Stated goal
Continue the mailing-list post with the Perl code for matching email addresses, starting right after its last line.

Selected passage
● ● ● ● ● ● ●

[Zope] Re: Non-caching version of POPMail ?

Chris McDonough chrism@digicool.com
Tue, 3 Apr 2001 19:25:45 -0400


Here's a fun regex for matching email addresses from that book:

#
# Program to build a regex to match an internet email address,
# from Chapter 7 of _Mastering Regular Expressions_ (Friedl / O'Reilly)
# (http://www.ora.com/catalog/regexp/)
#
# Optimized version.
#
# Copyright 1997 O'Reilly & Associates, Inc.
#



# Some things for avoiding backslashitis later on.
$esc        = '\\\\';               $Period      = '\.';
$space      = '\040';               $tab         = '\t';
$OpenBR     = '\[';                 $CloseBR     = '\]';
$OpenParen  = '\(';                 $CloseParen  = '\)';
$NonASCII   = '\x80-\xff';          $ctrl        = '\000-\037';
$CRlist     = '\n\015';  # note: this should really be only \015.

# Items 19, 20, 21
$qtext = qq/[^$esc$NonASCII$CRlist\"]/;               # for within "..."
$dtext = qq/[^$esc$NonASCII$CRlist$OpenBR$CloseBR]/;  # for within [...]
$quoted_pair = qq< $esc [^$NonASCII] >; # an escaped character

############################################################################
##
# Items 22 and 23, comment.
# Impossible to do properly with a regex, I make do by allowing at most one
level of nesting.

● ● ● ● ● ● ●

Recorded data
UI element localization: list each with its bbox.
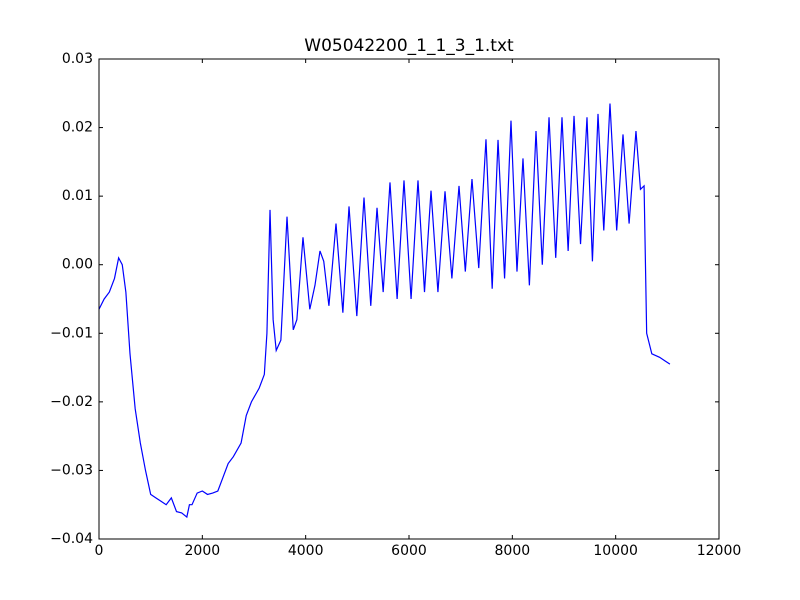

● ● ● ● ● ● ●

Response
$ctext   = qq< [^$esc$NonASCII$CRlist()] >;

# $Cnested matches one non-nested comment.
# It is unrolled, with normal of $ctext, special of $quoted_pair.
$Cnested = qq<
   $OpenParen                            #  (
      $ctext*                            #     normal*
      (?: $quoted_pair $ctext* )*        #     (special normal*)*
   $CloseParen                           #                       )
>;

# $comment allows one level of nested parentheses
# It is unrolled, with normal of $ctext, special of ($quoted_pair|$Cnested)
$comment = qq<
   $OpenParen                              #  (
       $ctext*                             #     normal*
       (?:                                 #       (
          (?: $quoted_pair | $Cnested )    #         special
           $ctext*                         #         normal*
       )*                                  #            )*
   $CloseParen                             #                )
>;

############################################################################
##

# $X is optional whitespace/comments.
$X = qq<
   [$space$tab]*                    # Nab whitespace.
   (?: $comment [$space$tab]* )*    # If comment found, allow more spaces.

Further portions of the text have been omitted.